▶ **Brief**: Find every line of the listing below where "this" appears, and copy it.

§ §

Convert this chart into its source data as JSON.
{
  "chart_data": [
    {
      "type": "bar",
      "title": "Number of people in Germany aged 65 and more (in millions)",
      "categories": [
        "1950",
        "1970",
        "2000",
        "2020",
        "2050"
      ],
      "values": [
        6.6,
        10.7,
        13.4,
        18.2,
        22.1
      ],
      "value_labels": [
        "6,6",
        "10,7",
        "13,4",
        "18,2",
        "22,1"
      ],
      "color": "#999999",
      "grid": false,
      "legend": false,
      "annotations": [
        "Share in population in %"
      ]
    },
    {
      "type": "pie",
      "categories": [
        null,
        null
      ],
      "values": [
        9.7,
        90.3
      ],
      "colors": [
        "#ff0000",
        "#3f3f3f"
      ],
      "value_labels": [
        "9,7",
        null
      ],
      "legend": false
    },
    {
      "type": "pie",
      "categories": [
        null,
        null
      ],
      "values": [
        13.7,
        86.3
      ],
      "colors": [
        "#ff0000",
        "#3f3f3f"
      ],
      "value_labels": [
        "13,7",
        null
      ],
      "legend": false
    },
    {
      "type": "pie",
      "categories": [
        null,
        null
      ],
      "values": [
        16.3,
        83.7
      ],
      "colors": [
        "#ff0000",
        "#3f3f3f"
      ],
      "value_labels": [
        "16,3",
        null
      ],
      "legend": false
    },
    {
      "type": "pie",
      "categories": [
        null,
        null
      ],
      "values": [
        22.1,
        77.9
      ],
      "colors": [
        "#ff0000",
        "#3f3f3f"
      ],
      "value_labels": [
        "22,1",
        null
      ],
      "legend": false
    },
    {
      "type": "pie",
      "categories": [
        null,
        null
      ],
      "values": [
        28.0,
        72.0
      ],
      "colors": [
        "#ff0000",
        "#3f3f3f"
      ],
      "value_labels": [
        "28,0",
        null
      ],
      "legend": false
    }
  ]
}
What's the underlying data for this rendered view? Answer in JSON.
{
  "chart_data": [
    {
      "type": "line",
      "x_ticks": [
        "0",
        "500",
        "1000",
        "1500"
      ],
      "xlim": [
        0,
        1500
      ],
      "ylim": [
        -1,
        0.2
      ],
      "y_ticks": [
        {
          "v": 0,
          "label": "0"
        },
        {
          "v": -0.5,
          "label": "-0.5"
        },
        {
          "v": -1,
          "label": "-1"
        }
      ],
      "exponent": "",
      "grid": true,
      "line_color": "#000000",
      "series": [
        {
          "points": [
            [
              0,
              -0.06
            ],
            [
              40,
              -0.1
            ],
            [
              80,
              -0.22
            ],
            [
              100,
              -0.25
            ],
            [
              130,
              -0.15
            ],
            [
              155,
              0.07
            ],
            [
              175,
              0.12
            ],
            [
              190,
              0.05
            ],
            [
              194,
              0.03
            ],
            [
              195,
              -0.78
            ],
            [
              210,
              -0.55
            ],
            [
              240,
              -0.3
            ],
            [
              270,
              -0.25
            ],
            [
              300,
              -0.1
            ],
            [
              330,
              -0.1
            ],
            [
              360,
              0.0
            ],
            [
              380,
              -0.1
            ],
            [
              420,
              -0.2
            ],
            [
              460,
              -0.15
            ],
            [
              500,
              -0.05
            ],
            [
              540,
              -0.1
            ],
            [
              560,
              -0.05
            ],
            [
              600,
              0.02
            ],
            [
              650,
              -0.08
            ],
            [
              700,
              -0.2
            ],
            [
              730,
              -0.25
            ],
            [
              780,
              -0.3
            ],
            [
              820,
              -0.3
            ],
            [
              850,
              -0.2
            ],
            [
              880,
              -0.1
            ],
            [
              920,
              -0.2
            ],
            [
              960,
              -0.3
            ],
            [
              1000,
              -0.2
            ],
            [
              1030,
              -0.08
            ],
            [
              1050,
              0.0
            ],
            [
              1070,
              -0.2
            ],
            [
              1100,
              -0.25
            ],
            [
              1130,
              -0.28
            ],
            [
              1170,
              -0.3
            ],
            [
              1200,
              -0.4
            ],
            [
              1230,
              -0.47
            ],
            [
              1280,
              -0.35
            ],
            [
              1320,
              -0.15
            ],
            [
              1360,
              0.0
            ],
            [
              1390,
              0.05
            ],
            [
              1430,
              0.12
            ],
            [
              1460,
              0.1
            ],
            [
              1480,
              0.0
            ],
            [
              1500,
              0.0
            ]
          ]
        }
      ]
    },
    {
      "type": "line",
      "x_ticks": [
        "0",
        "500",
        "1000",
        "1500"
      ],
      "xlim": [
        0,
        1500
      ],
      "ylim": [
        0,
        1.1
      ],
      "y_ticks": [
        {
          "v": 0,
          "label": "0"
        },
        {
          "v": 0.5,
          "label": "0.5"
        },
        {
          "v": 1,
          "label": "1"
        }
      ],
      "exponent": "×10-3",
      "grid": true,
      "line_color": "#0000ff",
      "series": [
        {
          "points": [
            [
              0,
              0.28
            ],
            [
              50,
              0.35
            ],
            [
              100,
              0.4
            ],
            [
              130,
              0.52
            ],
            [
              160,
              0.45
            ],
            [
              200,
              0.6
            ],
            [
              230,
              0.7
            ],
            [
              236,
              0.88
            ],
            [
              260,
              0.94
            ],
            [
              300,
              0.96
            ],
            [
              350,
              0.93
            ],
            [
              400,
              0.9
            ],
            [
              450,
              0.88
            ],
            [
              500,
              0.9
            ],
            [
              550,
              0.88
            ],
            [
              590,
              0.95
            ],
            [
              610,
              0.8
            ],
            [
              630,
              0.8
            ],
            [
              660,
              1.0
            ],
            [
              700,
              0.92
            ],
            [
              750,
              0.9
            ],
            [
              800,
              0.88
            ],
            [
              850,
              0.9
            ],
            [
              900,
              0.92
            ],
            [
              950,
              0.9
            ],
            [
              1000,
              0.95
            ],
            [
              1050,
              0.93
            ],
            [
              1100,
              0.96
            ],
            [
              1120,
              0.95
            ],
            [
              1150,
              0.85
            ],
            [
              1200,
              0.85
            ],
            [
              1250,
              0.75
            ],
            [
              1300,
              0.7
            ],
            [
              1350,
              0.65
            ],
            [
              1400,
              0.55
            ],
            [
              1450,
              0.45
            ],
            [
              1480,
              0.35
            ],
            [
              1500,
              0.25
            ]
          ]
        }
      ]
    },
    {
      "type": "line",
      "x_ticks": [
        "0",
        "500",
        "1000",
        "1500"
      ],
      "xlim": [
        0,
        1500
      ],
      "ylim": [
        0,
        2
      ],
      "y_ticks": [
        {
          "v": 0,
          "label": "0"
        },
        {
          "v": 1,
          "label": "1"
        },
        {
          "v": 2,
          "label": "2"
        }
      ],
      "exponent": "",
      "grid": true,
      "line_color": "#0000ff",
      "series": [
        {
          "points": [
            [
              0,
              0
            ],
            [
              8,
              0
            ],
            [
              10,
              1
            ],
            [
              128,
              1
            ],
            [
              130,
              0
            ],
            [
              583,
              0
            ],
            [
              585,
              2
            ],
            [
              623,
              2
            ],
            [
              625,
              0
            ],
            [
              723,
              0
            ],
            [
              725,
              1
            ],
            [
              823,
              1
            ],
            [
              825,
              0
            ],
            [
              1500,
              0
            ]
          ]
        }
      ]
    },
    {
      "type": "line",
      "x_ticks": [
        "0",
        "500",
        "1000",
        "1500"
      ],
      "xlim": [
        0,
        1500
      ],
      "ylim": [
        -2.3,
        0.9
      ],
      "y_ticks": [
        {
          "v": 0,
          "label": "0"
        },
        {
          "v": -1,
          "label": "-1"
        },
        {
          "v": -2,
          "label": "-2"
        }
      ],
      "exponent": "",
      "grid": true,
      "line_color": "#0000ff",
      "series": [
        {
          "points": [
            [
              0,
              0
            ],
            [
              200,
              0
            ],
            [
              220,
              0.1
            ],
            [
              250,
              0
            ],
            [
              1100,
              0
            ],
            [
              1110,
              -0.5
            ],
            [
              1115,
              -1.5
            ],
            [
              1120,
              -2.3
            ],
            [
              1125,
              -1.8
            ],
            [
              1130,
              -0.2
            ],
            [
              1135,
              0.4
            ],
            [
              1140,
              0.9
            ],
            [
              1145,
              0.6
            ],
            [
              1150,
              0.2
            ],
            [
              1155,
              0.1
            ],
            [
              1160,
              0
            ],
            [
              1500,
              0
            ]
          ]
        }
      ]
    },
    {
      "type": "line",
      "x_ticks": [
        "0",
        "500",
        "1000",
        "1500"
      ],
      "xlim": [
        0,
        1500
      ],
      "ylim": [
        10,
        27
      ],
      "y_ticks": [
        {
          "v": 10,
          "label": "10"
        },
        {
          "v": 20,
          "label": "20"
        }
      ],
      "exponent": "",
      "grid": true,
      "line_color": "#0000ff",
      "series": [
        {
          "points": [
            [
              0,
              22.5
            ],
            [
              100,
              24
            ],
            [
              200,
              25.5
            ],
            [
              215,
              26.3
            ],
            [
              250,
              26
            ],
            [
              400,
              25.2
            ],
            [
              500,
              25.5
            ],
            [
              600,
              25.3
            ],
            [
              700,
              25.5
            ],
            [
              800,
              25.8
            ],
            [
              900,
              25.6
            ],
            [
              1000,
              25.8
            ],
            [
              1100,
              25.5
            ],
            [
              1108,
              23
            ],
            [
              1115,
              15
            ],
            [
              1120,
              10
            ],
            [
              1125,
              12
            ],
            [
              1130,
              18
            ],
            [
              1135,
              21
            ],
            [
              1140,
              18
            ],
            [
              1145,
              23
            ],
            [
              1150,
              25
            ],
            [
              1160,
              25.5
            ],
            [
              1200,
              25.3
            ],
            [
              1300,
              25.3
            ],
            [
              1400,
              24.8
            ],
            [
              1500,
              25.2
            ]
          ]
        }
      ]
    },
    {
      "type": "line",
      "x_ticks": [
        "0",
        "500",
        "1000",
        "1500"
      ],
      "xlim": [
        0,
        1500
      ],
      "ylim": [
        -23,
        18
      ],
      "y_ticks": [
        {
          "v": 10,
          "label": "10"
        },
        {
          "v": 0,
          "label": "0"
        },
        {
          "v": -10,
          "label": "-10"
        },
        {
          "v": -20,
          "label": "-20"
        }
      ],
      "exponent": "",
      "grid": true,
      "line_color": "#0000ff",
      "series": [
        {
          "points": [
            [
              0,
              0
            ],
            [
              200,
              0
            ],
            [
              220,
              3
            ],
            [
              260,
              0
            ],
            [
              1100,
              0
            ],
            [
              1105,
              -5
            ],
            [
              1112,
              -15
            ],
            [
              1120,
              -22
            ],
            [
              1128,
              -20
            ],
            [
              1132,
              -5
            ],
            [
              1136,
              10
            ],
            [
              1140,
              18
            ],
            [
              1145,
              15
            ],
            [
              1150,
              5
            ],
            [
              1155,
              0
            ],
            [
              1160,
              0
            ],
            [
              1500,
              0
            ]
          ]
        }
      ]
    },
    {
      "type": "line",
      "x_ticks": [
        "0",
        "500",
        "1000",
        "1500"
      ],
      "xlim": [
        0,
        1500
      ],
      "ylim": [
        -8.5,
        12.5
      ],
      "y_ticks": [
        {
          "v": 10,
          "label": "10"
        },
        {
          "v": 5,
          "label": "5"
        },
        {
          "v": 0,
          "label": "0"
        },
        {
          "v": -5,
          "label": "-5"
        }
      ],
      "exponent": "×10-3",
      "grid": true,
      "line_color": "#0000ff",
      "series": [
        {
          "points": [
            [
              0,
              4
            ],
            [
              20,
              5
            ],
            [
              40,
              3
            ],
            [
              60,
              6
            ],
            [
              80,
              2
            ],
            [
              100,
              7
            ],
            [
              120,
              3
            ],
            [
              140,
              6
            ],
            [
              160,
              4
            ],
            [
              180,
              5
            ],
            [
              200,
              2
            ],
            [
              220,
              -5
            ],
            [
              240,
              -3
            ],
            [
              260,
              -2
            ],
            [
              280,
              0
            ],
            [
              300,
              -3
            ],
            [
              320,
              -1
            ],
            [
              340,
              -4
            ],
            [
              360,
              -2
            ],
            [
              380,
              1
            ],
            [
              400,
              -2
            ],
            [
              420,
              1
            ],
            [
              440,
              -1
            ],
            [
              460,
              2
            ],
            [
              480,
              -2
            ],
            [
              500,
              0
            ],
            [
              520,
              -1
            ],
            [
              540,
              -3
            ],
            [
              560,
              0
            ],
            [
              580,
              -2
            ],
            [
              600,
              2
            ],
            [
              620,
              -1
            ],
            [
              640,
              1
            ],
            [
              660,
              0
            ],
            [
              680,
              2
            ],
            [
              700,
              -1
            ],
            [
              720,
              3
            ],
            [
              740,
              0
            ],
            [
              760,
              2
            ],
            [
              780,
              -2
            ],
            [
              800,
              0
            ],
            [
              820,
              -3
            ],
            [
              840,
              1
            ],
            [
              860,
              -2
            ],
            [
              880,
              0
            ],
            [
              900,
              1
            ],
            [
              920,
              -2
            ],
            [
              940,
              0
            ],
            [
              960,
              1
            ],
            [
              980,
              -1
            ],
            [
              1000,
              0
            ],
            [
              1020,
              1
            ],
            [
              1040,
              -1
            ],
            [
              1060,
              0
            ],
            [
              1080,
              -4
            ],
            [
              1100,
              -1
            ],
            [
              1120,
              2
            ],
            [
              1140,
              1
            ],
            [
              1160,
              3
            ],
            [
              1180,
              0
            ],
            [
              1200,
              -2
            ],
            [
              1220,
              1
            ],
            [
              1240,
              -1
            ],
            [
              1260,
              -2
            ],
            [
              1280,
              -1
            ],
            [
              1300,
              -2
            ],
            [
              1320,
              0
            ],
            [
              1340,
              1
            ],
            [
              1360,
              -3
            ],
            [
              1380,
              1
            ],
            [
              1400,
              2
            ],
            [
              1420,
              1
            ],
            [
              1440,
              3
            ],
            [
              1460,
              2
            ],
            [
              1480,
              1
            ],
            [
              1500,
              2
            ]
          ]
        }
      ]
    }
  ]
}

§ §

▶ **Answer**:
Convert this chart into its source data as JSON.
What's the underlying data for this rendered view? Answer in JSON.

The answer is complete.